(Data records)
------------

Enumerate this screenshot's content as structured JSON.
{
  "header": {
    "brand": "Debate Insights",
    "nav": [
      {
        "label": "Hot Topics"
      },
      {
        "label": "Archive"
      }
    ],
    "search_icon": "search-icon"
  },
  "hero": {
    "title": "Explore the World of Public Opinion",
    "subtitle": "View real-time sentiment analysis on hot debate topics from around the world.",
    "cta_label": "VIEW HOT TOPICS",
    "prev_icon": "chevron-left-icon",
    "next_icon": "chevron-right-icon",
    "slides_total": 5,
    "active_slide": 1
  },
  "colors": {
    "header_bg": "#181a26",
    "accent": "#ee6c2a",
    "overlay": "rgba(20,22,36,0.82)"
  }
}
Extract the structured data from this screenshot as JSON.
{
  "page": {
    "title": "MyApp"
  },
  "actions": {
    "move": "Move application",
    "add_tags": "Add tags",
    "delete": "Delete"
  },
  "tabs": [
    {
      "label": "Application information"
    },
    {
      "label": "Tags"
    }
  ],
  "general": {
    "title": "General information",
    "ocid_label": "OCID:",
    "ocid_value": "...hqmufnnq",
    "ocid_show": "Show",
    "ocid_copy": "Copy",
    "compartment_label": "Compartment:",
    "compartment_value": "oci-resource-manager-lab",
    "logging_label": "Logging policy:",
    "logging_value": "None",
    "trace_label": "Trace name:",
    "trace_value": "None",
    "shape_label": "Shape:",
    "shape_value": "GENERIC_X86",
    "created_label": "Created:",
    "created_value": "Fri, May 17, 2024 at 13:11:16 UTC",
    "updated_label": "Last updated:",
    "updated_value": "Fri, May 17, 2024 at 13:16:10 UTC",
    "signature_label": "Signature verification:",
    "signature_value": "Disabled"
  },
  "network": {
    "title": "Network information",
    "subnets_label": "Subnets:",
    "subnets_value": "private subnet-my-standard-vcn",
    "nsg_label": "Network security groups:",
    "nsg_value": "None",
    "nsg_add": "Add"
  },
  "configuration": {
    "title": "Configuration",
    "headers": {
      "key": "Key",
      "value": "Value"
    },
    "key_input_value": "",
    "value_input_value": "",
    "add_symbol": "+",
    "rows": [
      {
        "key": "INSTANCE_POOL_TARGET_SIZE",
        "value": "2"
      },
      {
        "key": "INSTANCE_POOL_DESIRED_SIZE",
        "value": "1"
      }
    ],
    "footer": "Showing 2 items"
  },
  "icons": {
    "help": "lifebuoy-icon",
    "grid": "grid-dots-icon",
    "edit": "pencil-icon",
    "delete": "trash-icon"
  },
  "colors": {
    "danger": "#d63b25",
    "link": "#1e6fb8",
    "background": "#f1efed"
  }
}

------------

• **AIM**: Search the listing for the string "JSON". Copy each line where it turns up.

• **EXERCISE SOLUTION**:
Enumerate this screenshot's content as structured JSON.
Extract the structured data from this screenshot as JSON.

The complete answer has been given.